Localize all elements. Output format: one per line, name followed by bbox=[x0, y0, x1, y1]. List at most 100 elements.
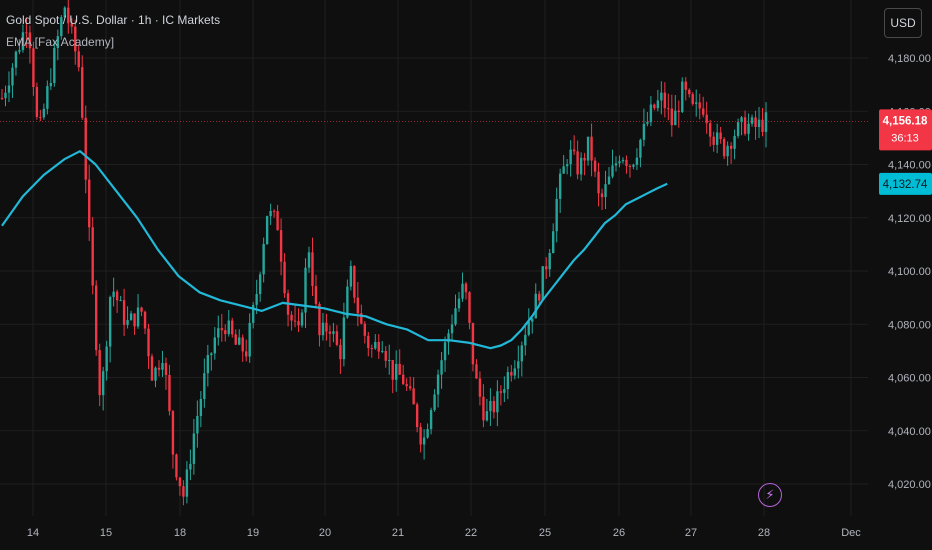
candle-body bbox=[28, 32, 32, 49]
ema-path bbox=[1, 150, 668, 350]
candle-body bbox=[422, 437, 426, 445]
x-tick-label: Dec bbox=[841, 527, 861, 539]
candle-body bbox=[206, 355, 210, 374]
candle-body bbox=[77, 51, 80, 68]
candle-body bbox=[63, 7, 66, 18]
last-price-value: 4,156.18 bbox=[883, 115, 928, 127]
candle-body bbox=[482, 396, 485, 421]
candle-body bbox=[433, 394, 436, 411]
candle-body bbox=[171, 411, 175, 455]
candle-body bbox=[70, 23, 73, 27]
candle-body bbox=[21, 32, 25, 50]
candle-body bbox=[681, 81, 684, 113]
candle-body bbox=[32, 48, 35, 88]
candle-body bbox=[14, 51, 18, 68]
candle-body bbox=[684, 81, 687, 90]
candle-body bbox=[248, 322, 251, 357]
candle-body bbox=[18, 49, 21, 52]
candle-body bbox=[108, 297, 112, 347]
candle-body bbox=[618, 161, 621, 164]
candle-body bbox=[290, 314, 293, 321]
candle-body bbox=[688, 89, 691, 95]
candle-body bbox=[436, 374, 440, 395]
y-tick-label: 4,060.00 bbox=[888, 373, 931, 385]
candle-body bbox=[468, 292, 471, 323]
x-tick-label: 20 bbox=[319, 527, 331, 539]
candle-body bbox=[213, 337, 217, 354]
candle-body bbox=[558, 173, 562, 199]
candle-body bbox=[401, 374, 405, 385]
candle-body bbox=[279, 230, 283, 262]
candle-body bbox=[527, 321, 530, 335]
candle-body bbox=[53, 47, 56, 84]
candle-body bbox=[168, 374, 171, 412]
candle-body bbox=[143, 311, 147, 329]
candle-body bbox=[464, 283, 468, 293]
candle-body bbox=[297, 321, 300, 326]
candle-body bbox=[475, 364, 478, 379]
candle-body bbox=[251, 304, 255, 323]
candle-body bbox=[203, 373, 206, 399]
candle-body bbox=[653, 104, 656, 109]
candle-body bbox=[496, 391, 499, 413]
candle-body bbox=[579, 157, 583, 175]
candle-body bbox=[304, 267, 307, 313]
candle-body bbox=[46, 86, 49, 109]
currency-button[interactable]: USD bbox=[884, 8, 922, 38]
candle-body bbox=[224, 330, 227, 335]
candle-body bbox=[262, 243, 265, 275]
candle-body bbox=[715, 132, 719, 145]
ema-value: 4,132.74 bbox=[883, 179, 928, 191]
candle-body bbox=[510, 372, 513, 376]
candle-body bbox=[457, 298, 461, 309]
candle-body bbox=[607, 176, 611, 185]
candle-body bbox=[328, 331, 332, 334]
candle-body bbox=[283, 261, 286, 294]
candle-body bbox=[534, 293, 537, 319]
candle-body bbox=[74, 26, 77, 52]
x-tick-label: 15 bbox=[100, 527, 112, 539]
candle-body bbox=[370, 348, 373, 350]
candle-body bbox=[314, 286, 318, 304]
candle-body bbox=[440, 360, 443, 375]
candle-body bbox=[450, 324, 454, 334]
candle-body bbox=[764, 112, 768, 132]
candle-body bbox=[7, 85, 11, 93]
candle-body bbox=[321, 322, 325, 336]
candle-body bbox=[384, 350, 387, 361]
candle-body bbox=[513, 368, 517, 376]
y-tick-label: 4,020.00 bbox=[888, 479, 931, 491]
candle-body bbox=[157, 367, 161, 370]
candle-body bbox=[646, 122, 649, 124]
candle-body bbox=[140, 307, 143, 312]
candle-body bbox=[499, 391, 503, 393]
x-tick-label: 22 bbox=[465, 527, 477, 539]
candle-body bbox=[583, 157, 586, 161]
candle-body bbox=[35, 87, 39, 117]
candle-body bbox=[220, 328, 223, 331]
candle-body bbox=[391, 360, 394, 380]
candle-body bbox=[649, 104, 653, 123]
candle-body bbox=[576, 151, 579, 175]
candle-body bbox=[25, 32, 28, 34]
time-axis[interactable]: 14 15 18 19 20 21 22 25 26 27 28 Dec bbox=[27, 527, 861, 539]
candle-body bbox=[182, 486, 185, 497]
grid-lines bbox=[0, 0, 868, 516]
candle-body bbox=[408, 386, 412, 389]
candle-body bbox=[698, 102, 701, 109]
candle-body bbox=[743, 117, 747, 134]
candle-body bbox=[60, 17, 63, 37]
candle-body bbox=[81, 67, 84, 118]
candle-body bbox=[56, 36, 60, 48]
candle-body bbox=[388, 360, 391, 362]
candle-body bbox=[133, 313, 136, 327]
indicator-legend[interactable]: EMA [Fax Academy] bbox=[6, 35, 115, 49]
lightning-icon[interactable]: ⚡ bbox=[758, 483, 782, 507]
candle-body bbox=[161, 362, 164, 370]
candle-body bbox=[122, 300, 126, 325]
candle-body bbox=[674, 110, 677, 126]
candle-body bbox=[761, 119, 764, 132]
candle-body bbox=[4, 92, 7, 99]
candle-body bbox=[189, 463, 192, 470]
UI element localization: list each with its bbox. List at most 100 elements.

□ □ □ □ □

## PROBLEM STATEMENT
How many lines of the material contain the string "label"? Treat case as significant, and give only the number.

## THE OUTPUT
6